** REQUEST **
Copy out the listing that follows, exact in every word, and skip the images.

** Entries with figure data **
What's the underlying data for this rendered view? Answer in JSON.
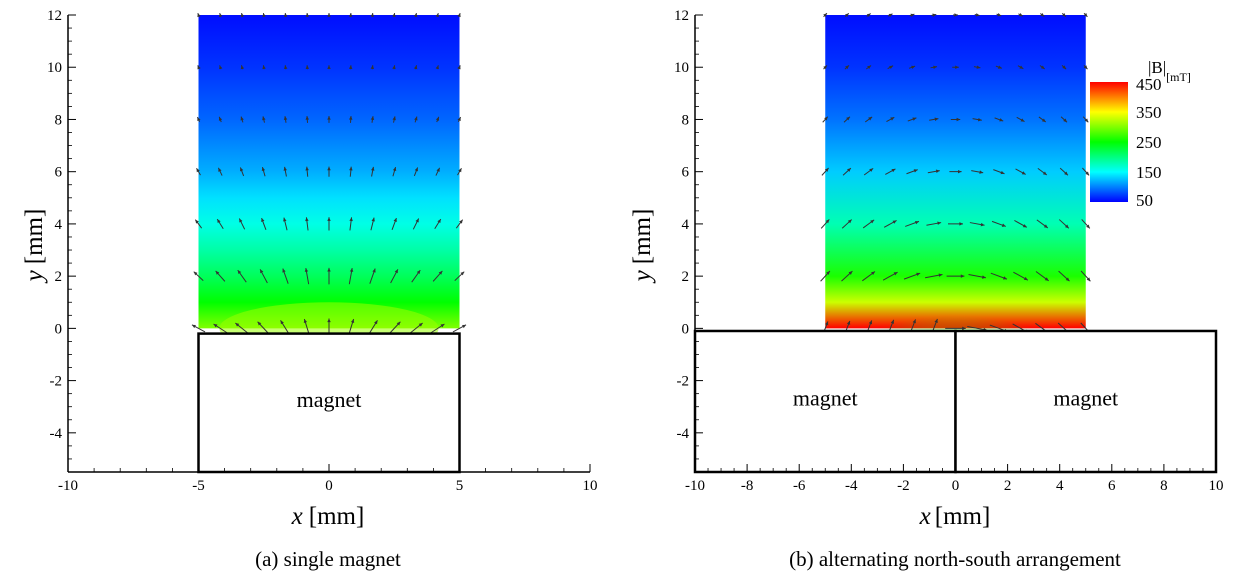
{
  "chart_data": [
    {
      "type": "heatmap",
      "panel": "a",
      "caption": "(a) single magnet",
      "xlabel_var": "x",
      "xlabel_unit": "[mm]",
      "ylabel_var": "y",
      "ylabel_unit": "[mm]",
      "xlim": [
        -10,
        10
      ],
      "ylim": [
        -5.5,
        12
      ],
      "xticks": [
        -10,
        -5,
        0,
        5,
        10
      ],
      "yticks": [
        -4,
        -2,
        0,
        2,
        4,
        6,
        8,
        10,
        12
      ],
      "field_region": {
        "x": [
          -5,
          5
        ],
        "y": [
          0,
          12
        ]
      },
      "magnets": [
        {
          "label": "magnet",
          "x": [
            -5,
            5
          ],
          "y": [
            -5.5,
            -0.2
          ]
        }
      ],
      "field_levels_mT": [
        {
          "y": 0,
          "value": 300
        },
        {
          "y": 1,
          "value": 250
        },
        {
          "y": 2,
          "value": 215
        },
        {
          "y": 3,
          "value": 185
        },
        {
          "y": 4,
          "value": 160
        },
        {
          "y": 5,
          "value": 138
        },
        {
          "y": 6,
          "value": 118
        },
        {
          "y": 8,
          "value": 90
        },
        {
          "y": 10,
          "value": 70
        },
        {
          "y": 12,
          "value": 55
        }
      ],
      "vectors": "radial from magnet center (0, -2.7)"
    },
    {
      "type": "heatmap",
      "panel": "b",
      "caption": "(b) alternating north-south arrangement",
      "xlabel_var": "x",
      "xlabel_unit": "[mm]",
      "ylabel_var": "y",
      "ylabel_unit": "[mm]",
      "xlim": [
        -10,
        10
      ],
      "ylim": [
        -5.5,
        12
      ],
      "xticks": [
        -10,
        -8,
        -6,
        -4,
        -2,
        0,
        2,
        4,
        6,
        8,
        10
      ],
      "yticks": [
        -4,
        -2,
        0,
        2,
        4,
        6,
        8,
        10,
        12
      ],
      "field_region": {
        "x": [
          -5,
          5
        ],
        "y": [
          0,
          12
        ]
      },
      "magnets": [
        {
          "label": "magnet",
          "x": [
            -10,
            0
          ],
          "y": [
            -5.5,
            -0.1
          ]
        },
        {
          "label": "magnet",
          "x": [
            0,
            10
          ],
          "y": [
            -5.5,
            -0.1
          ]
        }
      ],
      "field_levels_mT": [
        {
          "x": 0,
          "y": 0,
          "value": 450
        },
        {
          "x": 0,
          "y": 1,
          "value": 330
        },
        {
          "x": 0,
          "y": 2,
          "value": 260
        },
        {
          "x": 0,
          "y": 4,
          "value": 180
        },
        {
          "x": 0,
          "y": 6,
          "value": 130
        },
        {
          "x": 0,
          "y": 8,
          "value": 95
        },
        {
          "x": 0,
          "y": 10,
          "value": 70
        },
        {
          "x": 0,
          "y": 12,
          "value": 55
        }
      ],
      "vectors": "field loops from left magnet (north) to right magnet (south)",
      "colorbar": {
        "title": "|B|",
        "title_unit": "[mT]",
        "ticks": [
          450,
          350,
          250,
          150,
          50
        ],
        "range": [
          50,
          450
        ]
      }
    }
  ],
  "colormap": [
    "#0000ff",
    "#0080ff",
    "#00ffff",
    "#00ff80",
    "#00ff00",
    "#80ff00",
    "#ffff00",
    "#ff8000",
    "#ff0000"
  ]
}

** FULL RESPONSE **
What's the underlying data for this rendered view? Answer in JSON.
{
  "chart_data": [
    {
      "type": "heatmap",
      "panel": "a",
      "caption": "(a) single magnet",
      "xlabel_var": "x",
      "xlabel_unit": "[mm]",
      "ylabel_var": "y",
      "ylabel_unit": "[mm]",
      "xlim": [
        -10,
        10
      ],
      "ylim": [
        -5.5,
        12
      ],
      "xticks": [
        -10,
        -5,
        0,
        5,
        10
      ],
      "yticks": [
        -4,
        -2,
        0,
        2,
        4,
        6,
        8,
        10,
        12
      ],
      "field_region": {
        "x": [
          -5,
          5
        ],
        "y": [
          0,
          12
        ]
      },
      "magnets": [
        {
          "label": "magnet",
          "x": [
            -5,
            5
          ],
          "y": [
            -5.5,
            -0.2
          ]
        }
      ],
      "field_levels_mT": [
        {
          "y": 0,
          "value": 300
        },
        {
          "y": 1,
          "value": 250
        },
        {
          "y": 2,
          "value": 215
        },
        {
          "y": 3,
          "value": 185
        },
        {
          "y": 4,
          "value": 160
        },
        {
          "y": 5,
          "value": 138
        },
        {
          "y": 6,
          "value": 118
        },
        {
          "y": 8,
          "value": 90
        },
        {
          "y": 10,
          "value": 70
        },
        {
          "y": 12,
          "value": 55
        }
      ],
      "vectors": "radial from magnet center (0, -2.7)"
    },
    {
      "type": "heatmap",
      "panel": "b",
      "caption": "(b) alternating north-south arrangement",
      "xlabel_var": "x",
      "xlabel_unit": "[mm]",
      "ylabel_var": "y",
      "ylabel_unit": "[mm]",
      "xlim": [
        -10,
        10
      ],
      "ylim": [
        -5.5,
        12
      ],
      "xticks": [
        -10,
        -8,
        -6,
        -4,
        -2,
        0,
        2,
        4,
        6,
        8,
        10
      ],
      "yticks": [
        -4,
        -2,
        0,
        2,
        4,
        6,
        8,
        10,
        12
      ],
      "field_region": {
        "x": [
          -5,
          5
        ],
        "y": [
          0,
          12
        ]
      },
      "magnets": [
        {
          "label": "magnet",
          "x": [
            -10,
            0
          ],
          "y": [
            -5.5,
            -0.1
          ]
        },
        {
          "label": "magnet",
          "x": [
            0,
            10
          ],
          "y": [
            -5.5,
            -0.1
          ]
        }
      ],
      "field_levels_mT": [
        {
          "x": 0,
          "y": 0,
          "value": 450
        },
        {
          "x": 0,
          "y": 1,
          "value": 330
        },
        {
          "x": 0,
          "y": 2,
          "value": 260
        },
        {
          "x": 0,
          "y": 4,
          "value": 180
        },
        {
          "x": 0,
          "y": 6,
          "value": 130
        },
        {
          "x": 0,
          "y": 8,
          "value": 95
        },
        {
          "x": 0,
          "y": 10,
          "value": 70
        },
        {
          "x": 0,
          "y": 12,
          "value": 55
        }
      ],
      "vectors": "field loops from left magnet (north) to right magnet (south)",
      "colorbar": {
        "title": "|B|",
        "title_unit": "[mT]",
        "ticks": [
          450,
          350,
          250,
          150,
          50
        ],
        "range": [
          50,
          450
        ]
      }
    }
  ],
  "colormap": [
    "#0000ff",
    "#0080ff",
    "#00ffff",
    "#00ff80",
    "#00ff00",
    "#80ff00",
    "#ffff00",
    "#ff8000",
    "#ff0000"
  ]
}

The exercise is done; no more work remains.